- [Listed entries]
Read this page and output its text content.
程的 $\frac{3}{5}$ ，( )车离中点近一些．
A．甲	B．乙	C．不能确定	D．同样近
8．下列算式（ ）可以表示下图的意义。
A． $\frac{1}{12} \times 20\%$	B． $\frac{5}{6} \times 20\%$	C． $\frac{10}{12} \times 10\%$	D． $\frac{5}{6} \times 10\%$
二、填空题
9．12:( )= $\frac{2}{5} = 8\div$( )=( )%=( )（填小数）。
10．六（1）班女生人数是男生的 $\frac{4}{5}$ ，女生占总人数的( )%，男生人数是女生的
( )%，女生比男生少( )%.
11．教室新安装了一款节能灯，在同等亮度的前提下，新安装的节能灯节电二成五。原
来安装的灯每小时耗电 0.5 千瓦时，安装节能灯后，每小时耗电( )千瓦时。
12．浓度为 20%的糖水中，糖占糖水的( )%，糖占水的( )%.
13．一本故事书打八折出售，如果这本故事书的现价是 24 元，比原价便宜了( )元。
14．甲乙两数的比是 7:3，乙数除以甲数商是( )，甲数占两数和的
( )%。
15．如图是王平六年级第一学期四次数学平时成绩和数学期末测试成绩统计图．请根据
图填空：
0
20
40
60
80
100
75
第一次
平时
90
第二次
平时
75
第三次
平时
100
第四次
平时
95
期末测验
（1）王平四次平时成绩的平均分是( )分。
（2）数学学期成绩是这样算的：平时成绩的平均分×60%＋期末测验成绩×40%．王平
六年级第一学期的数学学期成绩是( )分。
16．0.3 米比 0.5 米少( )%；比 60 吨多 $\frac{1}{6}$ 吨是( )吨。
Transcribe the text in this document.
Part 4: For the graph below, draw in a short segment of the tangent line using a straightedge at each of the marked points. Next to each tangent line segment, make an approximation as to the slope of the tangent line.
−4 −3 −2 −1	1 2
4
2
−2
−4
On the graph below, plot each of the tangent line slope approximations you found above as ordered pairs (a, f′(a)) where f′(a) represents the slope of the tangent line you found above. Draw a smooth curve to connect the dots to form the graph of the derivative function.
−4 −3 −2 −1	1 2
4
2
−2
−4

- [Exercise requirements]
Repeat the records above exactly, from the first line to the last.

- [Solution to this task]
Read this page and output its text content.
程的 $\frac{3}{5}$ ，( )车离中点近一些．
A．甲	B．乙	C．不能确定	D．同样近
8．下列算式（ ）可以表示下图的意义。
A． $\frac{1}{12} \times 20\%$	B． $\frac{5}{6} \times 20\%$	C． $\frac{10}{12} \times 10\%$	D． $\frac{5}{6} \times 10\%$
二、填空题
9．12:( )= $\frac{2}{5} = 8\div$( )=( )%=( )（填小数）。
10．六（1）班女生人数是男生的 $\frac{4}{5}$ ，女生占总人数的( )%，男生人数是女生的
( )%，女生比男生少( )%.
11．教室新安装了一款节能灯，在同等亮度的前提下，新安装的节能灯节电二成五。原
来安装的灯每小时耗电 0.5 千瓦时，安装节能灯后，每小时耗电( )千瓦时。
12．浓度为 20%的糖水中，糖占糖水的( )%，糖占水的( )%.
13．一本故事书打八折出售，如果这本故事书的现价是 24 元，比原价便宜了( )元。
14．甲乙两数的比是 7:3，乙数除以甲数商是( )，甲数占两数和的
( )%。
15．如图是王平六年级第一学期四次数学平时成绩和数学期末测试成绩统计图．请根据
图填空：
0
20
40
60
80
100
75
第一次
平时
90
第二次
平时
75
第三次
平时
100
第四次
平时
95
期末测验
（1）王平四次平时成绩的平均分是( )分。
（2）数学学期成绩是这样算的：平时成绩的平均分×60%＋期末测验成绩×40%．王平
六年级第一学期的数学学期成绩是( )分。
16．0.3 米比 0.5 米少( )%；比 60 吨多 $\frac{1}{6}$ 吨是( )吨。
Transcribe the text in this document.
Part 4: For the graph below, draw in a short segment of the tangent line using a straightedge at each of the marked points. Next to each tangent line segment, make an approximation as to the slope of the tangent line.
−4 −3 −2 −1	1 2
4
2
−2
−4
On the graph below, plot each of the tangent line slope approximations you found above as ordered pairs (a, f′(a)) where f′(a) represents the slope of the tangent line you found above. Draw a smooth curve to connect the dots to form the graph of the derivative function.
−4 −3 −2 −1	1 2
4
2
−2
−4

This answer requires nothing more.